Problem details:
Find and copy every line in the records that includes the string "Slice".

(Figure data in JSON)
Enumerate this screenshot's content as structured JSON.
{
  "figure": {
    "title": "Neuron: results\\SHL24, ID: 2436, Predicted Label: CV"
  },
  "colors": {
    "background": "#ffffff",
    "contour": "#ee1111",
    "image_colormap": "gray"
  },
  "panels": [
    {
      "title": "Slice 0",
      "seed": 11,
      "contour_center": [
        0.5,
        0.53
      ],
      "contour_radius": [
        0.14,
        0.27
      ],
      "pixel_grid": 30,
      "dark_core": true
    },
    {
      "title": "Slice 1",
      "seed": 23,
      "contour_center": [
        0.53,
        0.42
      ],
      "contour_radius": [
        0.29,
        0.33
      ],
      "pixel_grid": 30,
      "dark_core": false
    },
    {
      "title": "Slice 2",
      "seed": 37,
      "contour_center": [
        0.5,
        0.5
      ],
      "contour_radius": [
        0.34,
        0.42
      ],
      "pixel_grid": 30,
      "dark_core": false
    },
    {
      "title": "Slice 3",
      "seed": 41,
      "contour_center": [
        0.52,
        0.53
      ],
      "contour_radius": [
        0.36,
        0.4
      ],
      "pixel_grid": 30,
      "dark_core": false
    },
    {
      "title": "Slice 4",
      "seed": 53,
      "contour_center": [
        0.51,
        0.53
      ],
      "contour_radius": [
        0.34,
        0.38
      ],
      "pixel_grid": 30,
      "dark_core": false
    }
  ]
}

In response:
      "title": "Slice 0",
      "title": "Slice 1",
      "title": "Slice 2",
      "title": "Slice 3",
      "title": "Slice 4",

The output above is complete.